* [AIM]:
Each record must be reproduced exactly as it is shown.

* [ENTRIES]:
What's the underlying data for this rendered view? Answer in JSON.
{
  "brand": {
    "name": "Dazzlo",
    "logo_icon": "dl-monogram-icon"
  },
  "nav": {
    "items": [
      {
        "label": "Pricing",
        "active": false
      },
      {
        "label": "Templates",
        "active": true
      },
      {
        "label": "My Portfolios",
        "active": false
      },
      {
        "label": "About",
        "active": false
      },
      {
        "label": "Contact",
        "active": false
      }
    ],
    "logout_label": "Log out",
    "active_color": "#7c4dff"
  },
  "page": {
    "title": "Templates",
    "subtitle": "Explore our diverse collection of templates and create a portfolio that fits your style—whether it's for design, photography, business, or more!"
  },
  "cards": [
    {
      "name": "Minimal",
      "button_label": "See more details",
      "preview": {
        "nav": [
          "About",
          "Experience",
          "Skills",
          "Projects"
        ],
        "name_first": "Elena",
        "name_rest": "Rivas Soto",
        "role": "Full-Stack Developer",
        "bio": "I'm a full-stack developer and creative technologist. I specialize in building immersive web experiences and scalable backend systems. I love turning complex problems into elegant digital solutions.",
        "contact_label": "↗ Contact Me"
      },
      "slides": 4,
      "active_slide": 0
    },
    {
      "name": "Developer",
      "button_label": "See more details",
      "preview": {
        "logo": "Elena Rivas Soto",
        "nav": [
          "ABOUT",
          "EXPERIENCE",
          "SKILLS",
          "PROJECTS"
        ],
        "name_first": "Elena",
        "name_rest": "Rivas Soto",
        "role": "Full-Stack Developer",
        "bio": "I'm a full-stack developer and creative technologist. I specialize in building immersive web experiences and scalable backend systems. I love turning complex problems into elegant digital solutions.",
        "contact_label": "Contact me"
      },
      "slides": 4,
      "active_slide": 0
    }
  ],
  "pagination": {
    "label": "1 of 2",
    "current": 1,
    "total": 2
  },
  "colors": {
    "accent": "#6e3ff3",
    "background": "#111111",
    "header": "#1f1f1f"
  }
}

* [WORKED ANSWER]:
What's the underlying data for this rendered view? Answer in JSON.
{
  "brand": {
    "name": "Dazzlo",
    "logo_icon": "dl-monogram-icon"
  },
  "nav": {
    "items": [
      {
        "label": "Pricing",
        "active": false
      },
      {
        "label": "Templates",
        "active": true
      },
      {
        "label": "My Portfolios",
        "active": false
      },
      {
        "label": "About",
        "active": false
      },
      {
        "label": "Contact",
        "active": false
      }
    ],
    "logout_label": "Log out",
    "active_color": "#7c4dff"
  },
  "page": {
    "title": "Templates",
    "subtitle": "Explore our diverse collection of templates and create a portfolio that fits your style—whether it's for design, photography, business, or more!"
  },
  "cards": [
    {
      "name": "Minimal",
      "button_label": "See more details",
      "preview": {
        "nav": [
          "About",
          "Experience",
          "Skills",
          "Projects"
        ],
        "name_first": "Elena",
        "name_rest": "Rivas Soto",
        "role": "Full-Stack Developer",
        "bio": "I'm a full-stack developer and creative technologist. I specialize in building immersive web experiences and scalable backend systems. I love turning complex problems into elegant digital solutions.",
        "contact_label": "↗ Contact Me"
      },
      "slides": 4,
      "active_slide": 0
    },
    {
      "name": "Developer",
      "button_label": "See more details",
      "preview": {
        "logo": "Elena Rivas Soto",
        "nav": [
          "ABOUT",
          "EXPERIENCE",
          "SKILLS",
          "PROJECTS"
        ],
        "name_first": "Elena",
        "name_rest": "Rivas Soto",
        "role": "Full-Stack Developer",
        "bio": "I'm a full-stack developer and creative technologist. I specialize in building immersive web experiences and scalable backend systems. I love turning complex problems into elegant digital solutions.",
        "contact_label": "Contact me"
      },
      "slides": 4,
      "active_slide": 0
    }
  ],
  "pagination": {
    "label": "1 of 2",
    "current": 1,
    "total": 2
  },
  "colors": {
    "accent": "#6e3ff3",
    "background": "#111111",
    "header": "#1f1f1f"
  }
}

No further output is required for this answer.